(Stored data entries)
== == ==
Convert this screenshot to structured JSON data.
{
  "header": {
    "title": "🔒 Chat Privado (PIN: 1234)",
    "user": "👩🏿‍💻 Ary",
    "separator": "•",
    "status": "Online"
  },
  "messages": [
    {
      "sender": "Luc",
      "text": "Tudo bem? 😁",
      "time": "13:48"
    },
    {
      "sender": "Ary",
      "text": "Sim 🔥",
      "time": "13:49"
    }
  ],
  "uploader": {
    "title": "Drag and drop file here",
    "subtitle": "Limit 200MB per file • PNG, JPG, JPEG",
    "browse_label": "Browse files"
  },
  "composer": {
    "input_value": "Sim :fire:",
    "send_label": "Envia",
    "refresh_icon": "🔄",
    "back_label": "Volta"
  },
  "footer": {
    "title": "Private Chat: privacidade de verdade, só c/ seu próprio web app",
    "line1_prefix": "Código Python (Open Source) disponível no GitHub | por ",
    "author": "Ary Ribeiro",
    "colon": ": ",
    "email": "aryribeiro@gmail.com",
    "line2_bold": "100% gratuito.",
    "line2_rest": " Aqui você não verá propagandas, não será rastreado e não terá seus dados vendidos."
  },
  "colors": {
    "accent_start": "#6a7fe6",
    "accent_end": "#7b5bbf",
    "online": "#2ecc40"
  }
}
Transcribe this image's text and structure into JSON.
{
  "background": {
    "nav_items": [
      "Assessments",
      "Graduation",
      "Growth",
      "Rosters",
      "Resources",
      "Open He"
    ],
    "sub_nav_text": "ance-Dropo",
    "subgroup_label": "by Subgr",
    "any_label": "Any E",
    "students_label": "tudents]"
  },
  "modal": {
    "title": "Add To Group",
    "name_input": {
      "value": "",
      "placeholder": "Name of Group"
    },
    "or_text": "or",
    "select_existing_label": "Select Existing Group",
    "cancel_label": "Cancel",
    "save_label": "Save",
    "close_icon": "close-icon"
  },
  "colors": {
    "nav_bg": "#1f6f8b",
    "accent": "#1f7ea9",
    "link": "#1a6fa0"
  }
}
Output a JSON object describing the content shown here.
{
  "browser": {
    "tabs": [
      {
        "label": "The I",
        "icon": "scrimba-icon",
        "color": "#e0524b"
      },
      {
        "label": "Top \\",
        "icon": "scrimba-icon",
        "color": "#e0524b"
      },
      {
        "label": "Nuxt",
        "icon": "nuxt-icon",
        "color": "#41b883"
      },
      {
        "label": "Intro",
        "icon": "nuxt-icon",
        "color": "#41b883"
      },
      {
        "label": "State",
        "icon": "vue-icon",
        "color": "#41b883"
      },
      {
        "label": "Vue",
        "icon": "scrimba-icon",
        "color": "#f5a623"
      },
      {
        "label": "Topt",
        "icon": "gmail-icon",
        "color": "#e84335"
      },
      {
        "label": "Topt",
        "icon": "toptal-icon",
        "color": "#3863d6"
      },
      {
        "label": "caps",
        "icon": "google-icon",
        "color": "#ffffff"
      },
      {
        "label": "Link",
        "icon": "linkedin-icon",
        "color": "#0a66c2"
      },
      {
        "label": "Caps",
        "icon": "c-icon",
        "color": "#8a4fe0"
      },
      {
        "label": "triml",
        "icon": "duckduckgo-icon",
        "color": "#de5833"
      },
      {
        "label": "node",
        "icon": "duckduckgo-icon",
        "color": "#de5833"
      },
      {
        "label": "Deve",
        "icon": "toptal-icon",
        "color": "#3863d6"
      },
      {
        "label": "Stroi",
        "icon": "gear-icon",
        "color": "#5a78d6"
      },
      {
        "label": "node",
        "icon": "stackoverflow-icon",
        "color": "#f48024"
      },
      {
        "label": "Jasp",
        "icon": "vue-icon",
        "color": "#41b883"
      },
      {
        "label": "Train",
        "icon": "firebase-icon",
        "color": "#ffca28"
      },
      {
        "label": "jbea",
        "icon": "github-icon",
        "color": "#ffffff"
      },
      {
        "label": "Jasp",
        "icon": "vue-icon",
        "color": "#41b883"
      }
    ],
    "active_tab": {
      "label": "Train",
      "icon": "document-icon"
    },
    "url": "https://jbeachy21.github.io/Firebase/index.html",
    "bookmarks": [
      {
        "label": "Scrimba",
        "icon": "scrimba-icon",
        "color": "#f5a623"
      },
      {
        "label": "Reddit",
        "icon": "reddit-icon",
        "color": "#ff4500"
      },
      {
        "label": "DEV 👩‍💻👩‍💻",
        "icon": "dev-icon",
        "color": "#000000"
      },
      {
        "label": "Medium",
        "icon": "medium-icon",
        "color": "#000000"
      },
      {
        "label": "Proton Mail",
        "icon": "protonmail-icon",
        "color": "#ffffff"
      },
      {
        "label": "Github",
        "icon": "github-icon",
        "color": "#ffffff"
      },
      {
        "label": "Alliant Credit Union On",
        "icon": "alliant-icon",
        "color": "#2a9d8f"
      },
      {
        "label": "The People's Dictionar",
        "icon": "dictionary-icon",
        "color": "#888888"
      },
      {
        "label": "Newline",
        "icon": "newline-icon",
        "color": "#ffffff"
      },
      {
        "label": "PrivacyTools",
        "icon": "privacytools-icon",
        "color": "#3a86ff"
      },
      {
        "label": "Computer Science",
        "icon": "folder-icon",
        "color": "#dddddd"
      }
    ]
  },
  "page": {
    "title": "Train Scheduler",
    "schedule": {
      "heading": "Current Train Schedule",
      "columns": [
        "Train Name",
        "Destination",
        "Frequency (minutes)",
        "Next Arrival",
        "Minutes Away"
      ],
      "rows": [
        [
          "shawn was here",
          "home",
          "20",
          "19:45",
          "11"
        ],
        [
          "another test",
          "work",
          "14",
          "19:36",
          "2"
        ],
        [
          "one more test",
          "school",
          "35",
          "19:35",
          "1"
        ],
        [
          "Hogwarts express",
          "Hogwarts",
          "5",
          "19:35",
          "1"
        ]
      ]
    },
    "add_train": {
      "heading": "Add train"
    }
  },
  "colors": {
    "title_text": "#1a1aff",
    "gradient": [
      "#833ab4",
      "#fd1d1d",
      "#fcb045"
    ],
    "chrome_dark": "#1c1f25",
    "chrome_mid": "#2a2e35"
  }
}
== == ==
> **AIM OF THE TASK**
Retype all of the entries precisely as they are.

> **WRITTEN ANSWER**
Convert this screenshot to structured JSON data.
{
  "header": {
    "title": "🔒 Chat Privado (PIN: 1234)",
    "user": "👩🏿‍💻 Ary",
    "separator": "•",
    "status": "Online"
  },
  "messages": [
    {
      "sender": "Luc",
      "text": "Tudo bem? 😁",
      "time": "13:48"
    },
    {
      "sender": "Ary",
      "text": "Sim 🔥",
      "time": "13:49"
    }
  ],
  "uploader": {
    "title": "Drag and drop file here",
    "subtitle": "Limit 200MB per file • PNG, JPG, JPEG",
    "browse_label": "Browse files"
  },
  "composer": {
    "input_value": "Sim :fire:",
    "send_label": "Envia",
    "refresh_icon": "🔄",
    "back_label": "Volta"
  },
  "footer": {
    "title": "Private Chat: privacidade de verdade, só c/ seu próprio web app",
    "line1_prefix": "Código Python (Open Source) disponível no GitHub | por ",
    "author": "Ary Ribeiro",
    "colon": ": ",
    "email": "aryribeiro@gmail.com",
    "line2_bold": "100% gratuito.",
    "line2_rest": " Aqui você não verá propagandas, não será rastreado e não terá seus dados vendidos."
  },
  "colors": {
    "accent_start": "#6a7fe6",
    "accent_end": "#7b5bbf",
    "online": "#2ecc40"
  }
}
Transcribe this image's text and structure into JSON.
{
  "background": {
    "nav_items": [
      "Assessments",
      "Graduation",
      "Growth",
      "Rosters",
      "Resources",
      "Open He"
    ],
    "sub_nav_text": "ance-Dropo",
    "subgroup_label": "by Subgr",
    "any_label": "Any E",
    "students_label": "tudents]"
  },
  "modal": {
    "title": "Add To Group",
    "name_input": {
      "value": "",
      "placeholder": "Name of Group"
    },
    "or_text": "or",
    "select_existing_label": "Select Existing Group",
    "cancel_label": "Cancel",
    "save_label": "Save",
    "close_icon": "close-icon"
  },
  "colors": {
    "nav_bg": "#1f6f8b",
    "accent": "#1f7ea9",
    "link": "#1a6fa0"
  }
}
Output a JSON object describing the content shown here.
{
  "browser": {
    "tabs": [
      {
        "label": "The I",
        "icon": "scrimba-icon",
        "color": "#e0524b"
      },
      {
        "label": "Top \\",
        "icon": "scrimba-icon",
        "color": "#e0524b"
      },
      {
        "label": "Nuxt",
        "icon": "nuxt-icon",
        "color": "#41b883"
      },
      {
        "label": "Intro",
        "icon": "nuxt-icon",
        "color": "#41b883"
      },
      {
        "label": "State",
        "icon": "vue-icon",
        "color": "#41b883"
      },
      {
        "label": "Vue",
        "icon": "scrimba-icon",
        "color": "#f5a623"
      },
      {
        "label": "Topt",
        "icon": "gmail-icon",
        "color": "#e84335"
      },
      {
        "label": "Topt",
        "icon": "toptal-icon",
        "color": "#3863d6"
      },
      {
        "label": "caps",
        "icon": "google-icon",
        "color": "#ffffff"
      },
      {
        "label": "Link",
        "icon": "linkedin-icon",
        "color": "#0a66c2"
      },
      {
        "label": "Caps",
        "icon": "c-icon",
        "color": "#8a4fe0"
      },
      {
        "label": "triml",
        "icon": "duckduckgo-icon",
        "color": "#de5833"
      },
      {
        "label": "node",
        "icon": "duckduckgo-icon",
        "color": "#de5833"
      },
      {
        "label": "Deve",
        "icon": "toptal-icon",
        "color": "#3863d6"
      },
      {
        "label": "Stroi",
        "icon": "gear-icon",
        "color": "#5a78d6"
      },
      {
        "label": "node",
        "icon": "stackoverflow-icon",
        "color": "#f48024"
      },
      {
        "label": "Jasp",
        "icon": "vue-icon",
        "color": "#41b883"
      },
      {
        "label": "Train",
        "icon": "firebase-icon",
        "color": "#ffca28"
      },
      {
        "label": "jbea",
        "icon": "github-icon",
        "color": "#ffffff"
      },
      {
        "label": "Jasp",
        "icon": "vue-icon",
        "color": "#41b883"
      }
    ],
    "active_tab": {
      "label": "Train",
      "icon": "document-icon"
    },
    "url": "https://jbeachy21.github.io/Firebase/index.html",
    "bookmarks": [
      {
        "label": "Scrimba",
        "icon": "scrimba-icon",
        "color": "#f5a623"
      },
      {
        "label": "Reddit",
        "icon": "reddit-icon",
        "color": "#ff4500"
      },
      {
        "label": "DEV 👩‍💻👩‍💻",
        "icon": "dev-icon",
        "color": "#000000"
      },
      {
        "label": "Medium",
        "icon": "medium-icon",
        "color": "#000000"
      },
      {
        "label": "Proton Mail",
        "icon": "protonmail-icon",
        "color": "#ffffff"
      },
      {
        "label": "Github",
        "icon": "github-icon",
        "color": "#ffffff"
      },
      {
        "label": "Alliant Credit Union On",
        "icon": "alliant-icon",
        "color": "#2a9d8f"
      },
      {
        "label": "The People's Dictionar",
        "icon": "dictionary-icon",
        "color": "#888888"
      },
      {
        "label": "Newline",
        "icon": "newline-icon",
        "color": "#ffffff"
      },
      {
        "label": "PrivacyTools",
        "icon": "privacytools-icon",
        "color": "#3a86ff"
      },
      {
        "label": "Computer Science",
        "icon": "folder-icon",
        "color": "#dddddd"
      }
    ]
  },
  "page": {
    "title": "Train Scheduler",
    "schedule": {
      "heading": "Current Train Schedule",
      "columns": [
        "Train Name",
        "Destination",
        "Frequency (minutes)",
        "Next Arrival",
        "Minutes Away"
      ],
      "rows": [
        [
          "shawn was here",
          "home",
          "20",
          "19:45",
          "11"
        ],
        [
          "another test",
          "work",
          "14",
          "19:36",
          "2"
        ],
        [
          "one more test",
          "school",
          "35",
          "19:35",
          "1"
        ],
        [
          "Hogwarts express",
          "Hogwarts",
          "5",
          "19:35",
          "1"
        ]
      ]
    },
    "add_train": {
      "heading": "Add train"
    }
  },
  "colors": {
    "title_text": "#1a1aff",
    "gradient": [
      "#833ab4",
      "#fd1d1d",
      "#fcb045"
    ],
    "chrome_dark": "#1c1f25",
    "chrome_mid": "#2a2e35"
  }
}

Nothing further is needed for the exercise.